> Set problem: Check each line of the material below, and copy it if it holds the string "style".

(A block of data)
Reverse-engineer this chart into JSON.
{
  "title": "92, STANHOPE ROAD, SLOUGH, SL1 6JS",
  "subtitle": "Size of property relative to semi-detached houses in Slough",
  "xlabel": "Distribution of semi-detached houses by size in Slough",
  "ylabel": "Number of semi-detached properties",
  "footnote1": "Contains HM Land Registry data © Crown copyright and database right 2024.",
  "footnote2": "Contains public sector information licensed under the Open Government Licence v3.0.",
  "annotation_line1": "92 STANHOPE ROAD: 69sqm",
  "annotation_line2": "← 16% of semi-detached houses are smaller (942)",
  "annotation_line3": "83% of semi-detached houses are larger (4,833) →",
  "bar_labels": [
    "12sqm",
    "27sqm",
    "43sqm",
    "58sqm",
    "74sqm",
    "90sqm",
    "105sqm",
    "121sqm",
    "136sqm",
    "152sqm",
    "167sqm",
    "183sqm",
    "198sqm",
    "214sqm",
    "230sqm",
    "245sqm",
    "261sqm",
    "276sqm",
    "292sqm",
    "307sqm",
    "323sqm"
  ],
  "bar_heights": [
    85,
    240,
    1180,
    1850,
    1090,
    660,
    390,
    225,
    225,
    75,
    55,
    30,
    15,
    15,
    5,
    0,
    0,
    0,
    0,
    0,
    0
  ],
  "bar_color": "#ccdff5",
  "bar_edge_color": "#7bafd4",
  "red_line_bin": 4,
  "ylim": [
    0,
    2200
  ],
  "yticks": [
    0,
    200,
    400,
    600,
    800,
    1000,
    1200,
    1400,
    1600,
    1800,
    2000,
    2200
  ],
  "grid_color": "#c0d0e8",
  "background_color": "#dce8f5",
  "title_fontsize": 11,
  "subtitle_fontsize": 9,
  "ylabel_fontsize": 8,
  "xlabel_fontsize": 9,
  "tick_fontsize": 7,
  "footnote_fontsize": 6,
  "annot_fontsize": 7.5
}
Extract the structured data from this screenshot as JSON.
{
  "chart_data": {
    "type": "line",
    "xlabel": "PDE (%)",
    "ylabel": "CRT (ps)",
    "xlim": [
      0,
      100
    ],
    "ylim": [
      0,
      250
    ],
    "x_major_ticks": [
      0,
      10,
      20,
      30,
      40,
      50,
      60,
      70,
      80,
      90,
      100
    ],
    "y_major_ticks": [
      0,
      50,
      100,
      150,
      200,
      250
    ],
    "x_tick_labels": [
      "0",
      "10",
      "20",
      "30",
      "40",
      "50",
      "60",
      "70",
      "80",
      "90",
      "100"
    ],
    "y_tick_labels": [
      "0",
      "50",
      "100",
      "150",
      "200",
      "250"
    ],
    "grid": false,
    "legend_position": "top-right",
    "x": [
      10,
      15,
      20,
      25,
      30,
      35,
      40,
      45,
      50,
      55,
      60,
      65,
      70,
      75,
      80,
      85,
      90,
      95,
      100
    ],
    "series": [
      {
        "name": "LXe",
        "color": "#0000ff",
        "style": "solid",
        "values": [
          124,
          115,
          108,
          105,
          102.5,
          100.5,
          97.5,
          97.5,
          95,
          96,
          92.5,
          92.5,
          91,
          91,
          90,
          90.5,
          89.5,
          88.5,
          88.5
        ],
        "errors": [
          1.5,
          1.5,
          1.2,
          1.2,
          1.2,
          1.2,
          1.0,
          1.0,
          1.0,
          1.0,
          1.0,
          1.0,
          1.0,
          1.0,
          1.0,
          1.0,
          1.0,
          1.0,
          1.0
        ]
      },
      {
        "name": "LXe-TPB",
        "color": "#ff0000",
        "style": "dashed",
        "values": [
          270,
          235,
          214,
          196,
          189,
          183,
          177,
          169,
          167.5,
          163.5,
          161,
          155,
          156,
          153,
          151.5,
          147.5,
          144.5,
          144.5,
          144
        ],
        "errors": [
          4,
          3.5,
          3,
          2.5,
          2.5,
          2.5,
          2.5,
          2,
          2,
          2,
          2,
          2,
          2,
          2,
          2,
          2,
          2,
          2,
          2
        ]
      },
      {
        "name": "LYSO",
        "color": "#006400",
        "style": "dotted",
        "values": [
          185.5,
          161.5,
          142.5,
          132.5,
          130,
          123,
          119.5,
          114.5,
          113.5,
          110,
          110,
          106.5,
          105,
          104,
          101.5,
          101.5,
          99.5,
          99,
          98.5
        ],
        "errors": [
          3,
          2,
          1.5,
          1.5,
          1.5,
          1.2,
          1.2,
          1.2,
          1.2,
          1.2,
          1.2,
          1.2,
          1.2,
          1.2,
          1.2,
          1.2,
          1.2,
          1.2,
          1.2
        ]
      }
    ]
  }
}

> Task result:
        "style": "solid",
        "style": "dashed",
        "style": "dotted",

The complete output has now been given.